▶ **Given entries**:
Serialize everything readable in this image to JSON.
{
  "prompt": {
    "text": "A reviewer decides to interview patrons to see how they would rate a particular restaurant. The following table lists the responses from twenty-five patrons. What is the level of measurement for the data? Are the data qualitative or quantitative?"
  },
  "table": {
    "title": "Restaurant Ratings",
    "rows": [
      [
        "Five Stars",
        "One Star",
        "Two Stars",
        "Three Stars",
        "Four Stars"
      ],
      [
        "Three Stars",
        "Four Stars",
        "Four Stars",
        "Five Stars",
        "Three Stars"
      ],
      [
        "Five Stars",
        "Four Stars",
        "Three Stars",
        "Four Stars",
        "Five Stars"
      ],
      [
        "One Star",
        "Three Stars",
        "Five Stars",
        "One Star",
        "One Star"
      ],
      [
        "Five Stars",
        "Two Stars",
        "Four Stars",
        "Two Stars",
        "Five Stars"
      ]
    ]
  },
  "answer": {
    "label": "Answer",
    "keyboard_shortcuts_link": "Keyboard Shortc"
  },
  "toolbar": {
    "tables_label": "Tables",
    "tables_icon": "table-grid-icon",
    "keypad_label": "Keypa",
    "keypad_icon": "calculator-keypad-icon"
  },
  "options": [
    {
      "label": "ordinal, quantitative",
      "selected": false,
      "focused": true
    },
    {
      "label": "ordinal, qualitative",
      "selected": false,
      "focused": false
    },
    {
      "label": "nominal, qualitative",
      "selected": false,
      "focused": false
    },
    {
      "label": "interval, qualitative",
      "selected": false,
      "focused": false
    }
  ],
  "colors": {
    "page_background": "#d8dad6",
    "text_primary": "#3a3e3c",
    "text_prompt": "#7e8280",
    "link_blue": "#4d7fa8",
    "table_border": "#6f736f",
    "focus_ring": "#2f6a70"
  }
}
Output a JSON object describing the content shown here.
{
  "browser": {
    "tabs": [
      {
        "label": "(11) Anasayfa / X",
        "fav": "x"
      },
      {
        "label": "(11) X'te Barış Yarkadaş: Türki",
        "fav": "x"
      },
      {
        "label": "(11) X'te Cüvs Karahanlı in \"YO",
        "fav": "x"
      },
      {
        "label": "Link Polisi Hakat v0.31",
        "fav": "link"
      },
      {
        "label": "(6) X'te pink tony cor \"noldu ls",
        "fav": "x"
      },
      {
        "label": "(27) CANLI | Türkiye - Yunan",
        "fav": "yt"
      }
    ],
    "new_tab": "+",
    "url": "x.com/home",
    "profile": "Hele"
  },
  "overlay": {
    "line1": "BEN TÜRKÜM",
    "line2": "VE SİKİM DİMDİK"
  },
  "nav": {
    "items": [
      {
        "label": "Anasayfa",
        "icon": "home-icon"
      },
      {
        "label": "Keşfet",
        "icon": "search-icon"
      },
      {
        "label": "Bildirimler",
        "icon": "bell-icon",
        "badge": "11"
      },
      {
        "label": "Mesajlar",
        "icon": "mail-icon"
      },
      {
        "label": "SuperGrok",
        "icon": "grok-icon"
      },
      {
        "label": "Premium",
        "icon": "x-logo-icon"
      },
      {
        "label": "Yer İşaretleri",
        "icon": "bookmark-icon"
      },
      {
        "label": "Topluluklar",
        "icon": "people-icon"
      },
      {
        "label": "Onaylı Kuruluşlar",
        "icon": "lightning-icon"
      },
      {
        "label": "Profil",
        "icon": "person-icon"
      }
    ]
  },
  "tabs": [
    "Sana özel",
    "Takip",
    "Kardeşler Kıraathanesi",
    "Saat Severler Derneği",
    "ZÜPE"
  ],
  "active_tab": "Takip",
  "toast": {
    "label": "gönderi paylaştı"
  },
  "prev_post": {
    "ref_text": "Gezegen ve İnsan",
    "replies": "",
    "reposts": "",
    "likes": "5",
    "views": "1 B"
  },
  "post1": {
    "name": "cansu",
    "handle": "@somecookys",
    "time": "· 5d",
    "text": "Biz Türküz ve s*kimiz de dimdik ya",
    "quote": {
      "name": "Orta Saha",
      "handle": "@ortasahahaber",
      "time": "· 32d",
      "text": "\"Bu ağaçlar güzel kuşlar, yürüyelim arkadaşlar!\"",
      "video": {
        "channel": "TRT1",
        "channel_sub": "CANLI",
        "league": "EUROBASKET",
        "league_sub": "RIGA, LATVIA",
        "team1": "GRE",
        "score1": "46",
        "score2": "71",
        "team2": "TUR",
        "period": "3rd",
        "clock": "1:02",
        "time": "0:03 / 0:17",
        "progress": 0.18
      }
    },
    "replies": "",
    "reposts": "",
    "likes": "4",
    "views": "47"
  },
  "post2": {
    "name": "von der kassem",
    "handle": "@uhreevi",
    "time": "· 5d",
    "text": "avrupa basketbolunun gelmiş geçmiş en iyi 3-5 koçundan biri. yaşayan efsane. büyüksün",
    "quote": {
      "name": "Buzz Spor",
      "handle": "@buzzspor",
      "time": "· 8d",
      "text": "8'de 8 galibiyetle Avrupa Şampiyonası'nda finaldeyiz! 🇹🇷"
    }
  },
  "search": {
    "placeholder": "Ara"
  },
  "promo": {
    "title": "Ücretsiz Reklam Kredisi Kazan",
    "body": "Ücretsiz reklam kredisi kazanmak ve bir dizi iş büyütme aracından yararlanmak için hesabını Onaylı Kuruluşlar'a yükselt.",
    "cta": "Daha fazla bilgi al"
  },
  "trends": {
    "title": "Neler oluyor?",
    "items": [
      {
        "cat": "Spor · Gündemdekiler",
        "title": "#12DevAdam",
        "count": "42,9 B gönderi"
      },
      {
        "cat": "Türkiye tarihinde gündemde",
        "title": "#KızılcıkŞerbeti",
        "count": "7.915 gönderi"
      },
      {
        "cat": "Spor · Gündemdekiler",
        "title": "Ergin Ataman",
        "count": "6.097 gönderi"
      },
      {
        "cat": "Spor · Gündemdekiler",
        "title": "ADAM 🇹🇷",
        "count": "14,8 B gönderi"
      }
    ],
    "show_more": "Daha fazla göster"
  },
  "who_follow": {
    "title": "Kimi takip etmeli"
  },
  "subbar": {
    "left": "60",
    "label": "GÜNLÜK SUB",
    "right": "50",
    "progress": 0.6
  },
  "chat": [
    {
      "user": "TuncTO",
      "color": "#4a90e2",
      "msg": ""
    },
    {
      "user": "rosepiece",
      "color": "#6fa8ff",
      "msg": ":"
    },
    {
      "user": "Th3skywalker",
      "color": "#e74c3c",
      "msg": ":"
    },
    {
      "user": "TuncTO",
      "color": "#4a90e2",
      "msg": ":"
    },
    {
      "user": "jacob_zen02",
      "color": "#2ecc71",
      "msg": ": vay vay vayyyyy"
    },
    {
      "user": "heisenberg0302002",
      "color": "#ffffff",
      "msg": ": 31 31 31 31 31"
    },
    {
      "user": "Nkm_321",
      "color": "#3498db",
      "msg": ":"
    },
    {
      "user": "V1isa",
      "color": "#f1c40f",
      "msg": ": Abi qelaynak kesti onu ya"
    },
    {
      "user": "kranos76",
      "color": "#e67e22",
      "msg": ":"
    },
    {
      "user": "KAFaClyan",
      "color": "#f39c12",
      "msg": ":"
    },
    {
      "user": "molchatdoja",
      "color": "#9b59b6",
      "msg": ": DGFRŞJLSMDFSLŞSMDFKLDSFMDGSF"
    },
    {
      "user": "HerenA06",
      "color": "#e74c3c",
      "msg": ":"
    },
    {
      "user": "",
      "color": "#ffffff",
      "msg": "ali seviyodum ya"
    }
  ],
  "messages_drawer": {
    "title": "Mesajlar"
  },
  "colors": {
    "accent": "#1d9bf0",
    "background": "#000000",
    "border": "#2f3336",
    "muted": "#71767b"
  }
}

▶ **Exercise**:
Reproduce all of the records exactly.

▶ **Exercise result**:
Serialize everything readable in this image to JSON.
{
  "prompt": {
    "text": "A reviewer decides to interview patrons to see how they would rate a particular restaurant. The following table lists the responses from twenty-five patrons. What is the level of measurement for the data? Are the data qualitative or quantitative?"
  },
  "table": {
    "title": "Restaurant Ratings",
    "rows": [
      [
        "Five Stars",
        "One Star",
        "Two Stars",
        "Three Stars",
        "Four Stars"
      ],
      [
        "Three Stars",
        "Four Stars",
        "Four Stars",
        "Five Stars",
        "Three Stars"
      ],
      [
        "Five Stars",
        "Four Stars",
        "Three Stars",
        "Four Stars",
        "Five Stars"
      ],
      [
        "One Star",
        "Three Stars",
        "Five Stars",
        "One Star",
        "One Star"
      ],
      [
        "Five Stars",
        "Two Stars",
        "Four Stars",
        "Two Stars",
        "Five Stars"
      ]
    ]
  },
  "answer": {
    "label": "Answer",
    "keyboard_shortcuts_link": "Keyboard Shortc"
  },
  "toolbar": {
    "tables_label": "Tables",
    "tables_icon": "table-grid-icon",
    "keypad_label": "Keypa",
    "keypad_icon": "calculator-keypad-icon"
  },
  "options": [
    {
      "label": "ordinal, quantitative",
      "selected": false,
      "focused": true
    },
    {
      "label": "ordinal, qualitative",
      "selected": false,
      "focused": false
    },
    {
      "label": "nominal, qualitative",
      "selected": false,
      "focused": false
    },
    {
      "label": "interval, qualitative",
      "selected": false,
      "focused": false
    }
  ],
  "colors": {
    "page_background": "#d8dad6",
    "text_primary": "#3a3e3c",
    "text_prompt": "#7e8280",
    "link_blue": "#4d7fa8",
    "table_border": "#6f736f",
    "focus_ring": "#2f6a70"
  }
}
Output a JSON object describing the content shown here.
{
  "browser": {
    "tabs": [
      {
        "label": "(11) Anasayfa / X",
        "fav": "x"
      },
      {
        "label": "(11) X'te Barış Yarkadaş: Türki",
        "fav": "x"
      },
      {
        "label": "(11) X'te Cüvs Karahanlı in \"YO",
        "fav": "x"
      },
      {
        "label": "Link Polisi Hakat v0.31",
        "fav": "link"
      },
      {
        "label": "(6) X'te pink tony cor \"noldu ls",
        "fav": "x"
      },
      {
        "label": "(27) CANLI | Türkiye - Yunan",
        "fav": "yt"
      }
    ],
    "new_tab": "+",
    "url": "x.com/home",
    "profile": "Hele"
  },
  "overlay": {
    "line1": "BEN TÜRKÜM",
    "line2": "VE SİKİM DİMDİK"
  },
  "nav": {
    "items": [
      {
        "label": "Anasayfa",
        "icon": "home-icon"
      },
      {
        "label": "Keşfet",
        "icon": "search-icon"
      },
      {
        "label": "Bildirimler",
        "icon": "bell-icon",
        "badge": "11"
      },
      {
        "label": "Mesajlar",
        "icon": "mail-icon"
      },
      {
        "label": "SuperGrok",
        "icon": "grok-icon"
      },
      {
        "label": "Premium",
        "icon": "x-logo-icon"
      },
      {
        "label": "Yer İşaretleri",
        "icon": "bookmark-icon"
      },
      {
        "label": "Topluluklar",
        "icon": "people-icon"
      },
      {
        "label": "Onaylı Kuruluşlar",
        "icon": "lightning-icon"
      },
      {
        "label": "Profil",
        "icon": "person-icon"
      }
    ]
  },
  "tabs": [
    "Sana özel",
    "Takip",
    "Kardeşler Kıraathanesi",
    "Saat Severler Derneği",
    "ZÜPE"
  ],
  "active_tab": "Takip",
  "toast": {
    "label": "gönderi paylaştı"
  },
  "prev_post": {
    "ref_text": "Gezegen ve İnsan",
    "replies": "",
    "reposts": "",
    "likes": "5",
    "views": "1 B"
  },
  "post1": {
    "name": "cansu",
    "handle": "@somecookys",
    "time": "· 5d",
    "text": "Biz Türküz ve s*kimiz de dimdik ya",
    "quote": {
      "name": "Orta Saha",
      "handle": "@ortasahahaber",
      "time": "· 32d",
      "text": "\"Bu ağaçlar güzel kuşlar, yürüyelim arkadaşlar!\"",
      "video": {
        "channel": "TRT1",
        "channel_sub": "CANLI",
        "league": "EUROBASKET",
        "league_sub": "RIGA, LATVIA",
        "team1": "GRE",
        "score1": "46",
        "score2": "71",
        "team2": "TUR",
        "period": "3rd",
        "clock": "1:02",
        "time": "0:03 / 0:17",
        "progress": 0.18
      }
    },
    "replies": "",
    "reposts": "",
    "likes": "4",
    "views": "47"
  },
  "post2": {
    "name": "von der kassem",
    "handle": "@uhreevi",
    "time": "· 5d",
    "text": "avrupa basketbolunun gelmiş geçmiş en iyi 3-5 koçundan biri. yaşayan efsane. büyüksün",
    "quote": {
      "name": "Buzz Spor",
      "handle": "@buzzspor",
      "time": "· 8d",
      "text": "8'de 8 galibiyetle Avrupa Şampiyonası'nda finaldeyiz! 🇹🇷"
    }
  },
  "search": {
    "placeholder": "Ara"
  },
  "promo": {
    "title": "Ücretsiz Reklam Kredisi Kazan",
    "body": "Ücretsiz reklam kredisi kazanmak ve bir dizi iş büyütme aracından yararlanmak için hesabını Onaylı Kuruluşlar'a yükselt.",
    "cta": "Daha fazla bilgi al"
  },
  "trends": {
    "title": "Neler oluyor?",
    "items": [
      {
        "cat": "Spor · Gündemdekiler",
        "title": "#12DevAdam",
        "count": "42,9 B gönderi"
      },
      {
        "cat": "Türkiye tarihinde gündemde",
        "title": "#KızılcıkŞerbeti",
        "count": "7.915 gönderi"
      },
      {
        "cat": "Spor · Gündemdekiler",
        "title": "Ergin Ataman",
        "count": "6.097 gönderi"
      },
      {
        "cat": "Spor · Gündemdekiler",
        "title": "ADAM 🇹🇷",
        "count": "14,8 B gönderi"
      }
    ],
    "show_more": "Daha fazla göster"
  },
  "who_follow": {
    "title": "Kimi takip etmeli"
  },
  "subbar": {
    "left": "60",
    "label": "GÜNLÜK SUB",
    "right": "50",
    "progress": 0.6
  },
  "chat": [
    {
      "user": "TuncTO",
      "color": "#4a90e2",
      "msg": ""
    },
    {
      "user": "rosepiece",
      "color": "#6fa8ff",
      "msg": ":"
    },
    {
      "user": "Th3skywalker",
      "color": "#e74c3c",
      "msg": ":"
    },
    {
      "user": "TuncTO",
      "color": "#4a90e2",
      "msg": ":"
    },
    {
      "user": "jacob_zen02",
      "color": "#2ecc71",
      "msg": ": vay vay vayyyyy"
    },
    {
      "user": "heisenberg0302002",
      "color": "#ffffff",
      "msg": ": 31 31 31 31 31"
    },
    {
      "user": "Nkm_321",
      "color": "#3498db",
      "msg": ":"
    },
    {
      "user": "V1isa",
      "color": "#f1c40f",
      "msg": ": Abi qelaynak kesti onu ya"
    },
    {
      "user": "kranos76",
      "color": "#e67e22",
      "msg": ":"
    },
    {
      "user": "KAFaClyan",
      "color": "#f39c12",
      "msg": ":"
    },
    {
      "user": "molchatdoja",
      "color": "#9b59b6",
      "msg": ": DGFRŞJLSMDFSLŞSMDFKLDSFMDGSF"
    },
    {
      "user": "HerenA06",
      "color": "#e74c3c",
      "msg": ":"
    },
    {
      "user": "",
      "color": "#ffffff",
      "msg": "ali seviyodum ya"
    }
  ],
  "messages_drawer": {
    "title": "Mesajlar"
  },
  "colors": {
    "accent": "#1d9bf0",
    "background": "#000000",
    "border": "#2f3336",
    "muted": "#71767b"
  }
}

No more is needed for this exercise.